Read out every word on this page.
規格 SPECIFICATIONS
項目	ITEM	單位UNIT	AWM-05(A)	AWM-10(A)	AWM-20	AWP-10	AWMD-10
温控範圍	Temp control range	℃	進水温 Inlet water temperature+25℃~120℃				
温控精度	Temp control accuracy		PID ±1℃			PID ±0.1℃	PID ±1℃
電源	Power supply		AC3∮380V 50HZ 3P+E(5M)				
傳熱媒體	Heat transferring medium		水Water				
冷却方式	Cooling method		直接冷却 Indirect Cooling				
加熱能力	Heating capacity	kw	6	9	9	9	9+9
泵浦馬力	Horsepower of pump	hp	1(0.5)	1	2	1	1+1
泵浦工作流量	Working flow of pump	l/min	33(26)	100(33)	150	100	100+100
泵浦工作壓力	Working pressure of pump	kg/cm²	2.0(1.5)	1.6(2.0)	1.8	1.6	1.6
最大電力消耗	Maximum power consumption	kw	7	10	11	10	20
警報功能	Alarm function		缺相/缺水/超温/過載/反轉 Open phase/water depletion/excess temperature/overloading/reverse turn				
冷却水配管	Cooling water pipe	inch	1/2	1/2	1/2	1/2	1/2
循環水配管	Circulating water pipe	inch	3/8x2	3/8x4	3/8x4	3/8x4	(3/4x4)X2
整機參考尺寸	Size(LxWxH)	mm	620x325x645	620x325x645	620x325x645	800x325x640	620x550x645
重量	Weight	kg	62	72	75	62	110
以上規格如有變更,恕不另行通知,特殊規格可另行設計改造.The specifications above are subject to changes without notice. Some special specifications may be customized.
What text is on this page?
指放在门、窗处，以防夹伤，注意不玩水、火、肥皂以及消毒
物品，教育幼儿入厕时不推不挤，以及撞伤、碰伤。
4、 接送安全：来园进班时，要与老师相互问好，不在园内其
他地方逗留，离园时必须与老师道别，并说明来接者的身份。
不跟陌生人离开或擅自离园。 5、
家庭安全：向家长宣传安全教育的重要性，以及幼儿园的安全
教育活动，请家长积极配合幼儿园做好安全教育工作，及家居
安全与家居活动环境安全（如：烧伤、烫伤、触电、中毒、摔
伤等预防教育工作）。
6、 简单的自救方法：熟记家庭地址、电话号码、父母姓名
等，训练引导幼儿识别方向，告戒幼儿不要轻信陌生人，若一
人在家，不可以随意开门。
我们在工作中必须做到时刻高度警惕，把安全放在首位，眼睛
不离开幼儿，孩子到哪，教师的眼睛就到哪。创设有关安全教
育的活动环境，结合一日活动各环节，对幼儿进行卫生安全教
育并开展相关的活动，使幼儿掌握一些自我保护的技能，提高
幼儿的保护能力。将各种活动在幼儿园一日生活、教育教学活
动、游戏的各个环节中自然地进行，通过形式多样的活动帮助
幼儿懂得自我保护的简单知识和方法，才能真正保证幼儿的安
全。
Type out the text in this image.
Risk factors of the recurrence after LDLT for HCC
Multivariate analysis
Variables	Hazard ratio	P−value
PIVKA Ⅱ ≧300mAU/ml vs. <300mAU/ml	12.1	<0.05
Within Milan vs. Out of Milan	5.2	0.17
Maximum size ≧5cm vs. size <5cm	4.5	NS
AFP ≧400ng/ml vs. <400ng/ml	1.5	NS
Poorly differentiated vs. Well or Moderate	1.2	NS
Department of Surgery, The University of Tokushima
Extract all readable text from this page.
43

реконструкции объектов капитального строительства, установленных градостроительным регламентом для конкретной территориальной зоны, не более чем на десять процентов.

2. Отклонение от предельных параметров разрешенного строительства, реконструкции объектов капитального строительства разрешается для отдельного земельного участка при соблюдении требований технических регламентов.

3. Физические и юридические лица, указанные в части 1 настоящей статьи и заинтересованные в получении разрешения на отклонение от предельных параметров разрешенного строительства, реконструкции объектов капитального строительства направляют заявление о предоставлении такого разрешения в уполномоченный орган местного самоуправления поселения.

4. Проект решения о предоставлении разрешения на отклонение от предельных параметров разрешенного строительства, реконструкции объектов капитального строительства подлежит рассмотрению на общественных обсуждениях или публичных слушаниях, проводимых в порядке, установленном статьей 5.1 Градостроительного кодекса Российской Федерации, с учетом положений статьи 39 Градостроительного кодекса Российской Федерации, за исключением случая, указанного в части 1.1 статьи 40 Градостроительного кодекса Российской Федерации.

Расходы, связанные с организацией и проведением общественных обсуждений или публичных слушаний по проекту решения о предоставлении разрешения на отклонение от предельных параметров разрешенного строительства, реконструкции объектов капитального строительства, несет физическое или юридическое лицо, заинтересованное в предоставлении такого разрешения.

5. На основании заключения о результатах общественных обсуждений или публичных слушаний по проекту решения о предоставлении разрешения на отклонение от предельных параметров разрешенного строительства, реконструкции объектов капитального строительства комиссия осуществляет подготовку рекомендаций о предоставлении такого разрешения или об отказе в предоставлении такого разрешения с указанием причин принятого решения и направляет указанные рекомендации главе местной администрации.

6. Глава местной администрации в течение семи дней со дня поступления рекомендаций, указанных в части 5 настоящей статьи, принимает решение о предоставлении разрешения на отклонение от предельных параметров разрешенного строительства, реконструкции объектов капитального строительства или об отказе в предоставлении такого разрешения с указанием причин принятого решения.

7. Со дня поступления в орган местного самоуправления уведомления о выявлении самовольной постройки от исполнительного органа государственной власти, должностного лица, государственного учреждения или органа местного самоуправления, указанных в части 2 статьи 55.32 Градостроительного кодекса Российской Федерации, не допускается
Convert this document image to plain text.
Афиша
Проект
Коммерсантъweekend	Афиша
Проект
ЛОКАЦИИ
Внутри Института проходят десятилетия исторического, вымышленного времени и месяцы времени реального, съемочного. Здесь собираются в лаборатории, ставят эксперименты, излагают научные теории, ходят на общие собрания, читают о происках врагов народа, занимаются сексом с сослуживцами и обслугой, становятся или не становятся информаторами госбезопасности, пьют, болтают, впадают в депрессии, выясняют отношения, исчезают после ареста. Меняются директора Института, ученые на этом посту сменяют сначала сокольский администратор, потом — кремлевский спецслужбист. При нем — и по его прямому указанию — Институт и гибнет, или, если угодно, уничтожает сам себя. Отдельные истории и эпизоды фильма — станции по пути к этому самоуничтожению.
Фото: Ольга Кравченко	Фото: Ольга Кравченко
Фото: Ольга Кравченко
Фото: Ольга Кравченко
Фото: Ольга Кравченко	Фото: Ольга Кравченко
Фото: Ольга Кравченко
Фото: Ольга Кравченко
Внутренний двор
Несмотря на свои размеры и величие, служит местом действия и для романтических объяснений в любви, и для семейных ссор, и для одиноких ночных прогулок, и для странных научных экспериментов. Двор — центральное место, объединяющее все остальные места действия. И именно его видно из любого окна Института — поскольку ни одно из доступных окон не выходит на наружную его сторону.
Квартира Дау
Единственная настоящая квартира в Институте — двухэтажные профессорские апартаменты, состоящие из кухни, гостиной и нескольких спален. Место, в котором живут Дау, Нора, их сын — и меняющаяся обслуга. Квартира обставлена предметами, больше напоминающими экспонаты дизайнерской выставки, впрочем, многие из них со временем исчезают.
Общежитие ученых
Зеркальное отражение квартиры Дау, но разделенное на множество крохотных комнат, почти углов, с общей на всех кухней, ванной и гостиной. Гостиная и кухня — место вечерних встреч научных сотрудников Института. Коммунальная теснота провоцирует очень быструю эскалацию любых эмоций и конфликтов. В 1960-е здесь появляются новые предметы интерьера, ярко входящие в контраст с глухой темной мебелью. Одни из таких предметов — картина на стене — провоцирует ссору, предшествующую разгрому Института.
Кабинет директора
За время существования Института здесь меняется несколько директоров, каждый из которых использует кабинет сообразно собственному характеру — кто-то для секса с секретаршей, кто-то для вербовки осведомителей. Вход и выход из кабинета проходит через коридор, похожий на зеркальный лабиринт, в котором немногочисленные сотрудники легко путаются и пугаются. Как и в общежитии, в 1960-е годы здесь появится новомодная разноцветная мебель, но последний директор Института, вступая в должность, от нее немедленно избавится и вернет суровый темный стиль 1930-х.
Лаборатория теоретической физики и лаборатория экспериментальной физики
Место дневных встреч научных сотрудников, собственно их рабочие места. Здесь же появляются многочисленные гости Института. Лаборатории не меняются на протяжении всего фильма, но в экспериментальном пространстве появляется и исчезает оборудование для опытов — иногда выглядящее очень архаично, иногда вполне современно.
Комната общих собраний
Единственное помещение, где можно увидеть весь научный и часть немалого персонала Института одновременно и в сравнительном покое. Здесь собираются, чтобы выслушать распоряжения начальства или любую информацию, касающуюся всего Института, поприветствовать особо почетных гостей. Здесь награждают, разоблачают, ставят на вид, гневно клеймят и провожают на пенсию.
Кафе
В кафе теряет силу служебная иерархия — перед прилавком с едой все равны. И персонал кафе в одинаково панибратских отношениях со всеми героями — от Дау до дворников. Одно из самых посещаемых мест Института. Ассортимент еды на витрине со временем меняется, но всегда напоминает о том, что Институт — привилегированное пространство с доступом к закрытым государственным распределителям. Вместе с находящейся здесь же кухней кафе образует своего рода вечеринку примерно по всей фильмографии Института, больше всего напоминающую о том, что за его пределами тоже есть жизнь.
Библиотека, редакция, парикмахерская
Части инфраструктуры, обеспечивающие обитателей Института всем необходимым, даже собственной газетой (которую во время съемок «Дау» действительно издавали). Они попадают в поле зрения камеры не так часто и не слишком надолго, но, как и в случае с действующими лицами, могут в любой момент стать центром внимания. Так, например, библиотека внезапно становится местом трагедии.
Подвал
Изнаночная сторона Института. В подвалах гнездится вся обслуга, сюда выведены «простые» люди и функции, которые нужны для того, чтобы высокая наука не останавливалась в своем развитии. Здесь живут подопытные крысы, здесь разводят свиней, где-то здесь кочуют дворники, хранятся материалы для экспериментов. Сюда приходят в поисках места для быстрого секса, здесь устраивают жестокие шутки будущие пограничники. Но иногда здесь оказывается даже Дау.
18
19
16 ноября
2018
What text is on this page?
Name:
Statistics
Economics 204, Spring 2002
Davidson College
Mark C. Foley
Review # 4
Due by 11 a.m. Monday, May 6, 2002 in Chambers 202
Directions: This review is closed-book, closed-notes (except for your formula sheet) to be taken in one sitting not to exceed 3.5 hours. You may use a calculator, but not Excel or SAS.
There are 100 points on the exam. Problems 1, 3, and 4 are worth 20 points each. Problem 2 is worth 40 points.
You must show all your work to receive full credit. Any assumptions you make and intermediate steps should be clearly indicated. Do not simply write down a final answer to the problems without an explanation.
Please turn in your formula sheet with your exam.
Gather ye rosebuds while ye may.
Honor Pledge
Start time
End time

### Task
Go through the records and copy each line with "администрации" in it.

### Reply
5. На основании заключения о результатах общественных обсуждений или публичных слушаний по проекту решения о предоставлении разрешения на отклонение от предельных параметров разрешенного строительства, реконструкции объектов капитального строительства комиссия осуществляет подготовку рекомендаций о предоставлении такого разрешения или об отказе в предоставлении такого разрешения с указанием причин принятого решения и направляет указанные рекомендации главе местной администрации.
6. Глава местной администрации в течение семи дней со дня поступления рекомендаций, указанных в части 5 настоящей статьи, принимает решение о предоставлении разрешения на отклонение от предельных параметров разрешенного строительства, реконструкции объектов капитального строительства или об отказе в предоставлении такого разрешения с указанием причин принятого решения.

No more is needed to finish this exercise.